EXERCISE DETAILS:
Show, in full, each line of the data that contains "icon".

MATERIAL FOR THE TASK:
=-=-=-=-=

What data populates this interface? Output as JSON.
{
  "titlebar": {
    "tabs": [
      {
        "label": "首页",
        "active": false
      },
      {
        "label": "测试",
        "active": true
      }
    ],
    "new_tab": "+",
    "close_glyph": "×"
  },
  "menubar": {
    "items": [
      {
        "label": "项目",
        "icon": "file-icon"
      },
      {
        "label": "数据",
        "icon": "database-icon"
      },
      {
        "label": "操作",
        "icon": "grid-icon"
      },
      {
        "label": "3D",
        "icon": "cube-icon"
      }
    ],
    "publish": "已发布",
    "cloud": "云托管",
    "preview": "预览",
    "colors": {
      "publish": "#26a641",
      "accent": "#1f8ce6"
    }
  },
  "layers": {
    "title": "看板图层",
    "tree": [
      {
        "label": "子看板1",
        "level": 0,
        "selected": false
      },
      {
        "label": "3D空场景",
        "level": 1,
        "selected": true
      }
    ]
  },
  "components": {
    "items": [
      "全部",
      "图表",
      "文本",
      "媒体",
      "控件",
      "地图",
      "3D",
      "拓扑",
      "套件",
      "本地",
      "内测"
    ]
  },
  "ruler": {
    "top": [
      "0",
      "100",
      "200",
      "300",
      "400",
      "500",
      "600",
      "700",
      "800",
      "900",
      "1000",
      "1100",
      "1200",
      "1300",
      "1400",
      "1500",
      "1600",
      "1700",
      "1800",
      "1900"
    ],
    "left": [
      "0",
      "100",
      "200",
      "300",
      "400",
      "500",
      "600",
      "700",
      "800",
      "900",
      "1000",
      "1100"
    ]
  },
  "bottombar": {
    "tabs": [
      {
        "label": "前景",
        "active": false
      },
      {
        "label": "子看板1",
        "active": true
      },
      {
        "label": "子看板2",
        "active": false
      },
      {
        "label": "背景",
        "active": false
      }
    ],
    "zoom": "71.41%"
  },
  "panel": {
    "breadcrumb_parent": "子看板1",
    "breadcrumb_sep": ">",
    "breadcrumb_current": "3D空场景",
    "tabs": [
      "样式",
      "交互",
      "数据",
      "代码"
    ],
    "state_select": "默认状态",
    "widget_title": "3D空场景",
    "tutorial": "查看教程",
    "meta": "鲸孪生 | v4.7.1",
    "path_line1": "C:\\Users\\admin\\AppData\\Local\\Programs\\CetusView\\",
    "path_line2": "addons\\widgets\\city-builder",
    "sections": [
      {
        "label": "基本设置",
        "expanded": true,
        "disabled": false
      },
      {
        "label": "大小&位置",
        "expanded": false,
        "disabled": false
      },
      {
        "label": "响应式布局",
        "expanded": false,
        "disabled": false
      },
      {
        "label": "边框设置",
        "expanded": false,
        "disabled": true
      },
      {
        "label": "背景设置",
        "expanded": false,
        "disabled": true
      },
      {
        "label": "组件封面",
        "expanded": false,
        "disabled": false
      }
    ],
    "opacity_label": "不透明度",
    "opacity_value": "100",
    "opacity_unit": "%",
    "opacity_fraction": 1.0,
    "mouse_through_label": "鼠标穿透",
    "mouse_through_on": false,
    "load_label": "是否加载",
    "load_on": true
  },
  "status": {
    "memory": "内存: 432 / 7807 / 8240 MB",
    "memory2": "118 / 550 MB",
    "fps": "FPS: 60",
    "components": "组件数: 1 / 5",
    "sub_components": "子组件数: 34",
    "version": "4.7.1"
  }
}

=-=-=-=-=

EXERCISE RESPONSE:
        "icon": "file-icon"
        "icon": "database-icon"
        "icon": "grid-icon"
        "icon": "cube-icon"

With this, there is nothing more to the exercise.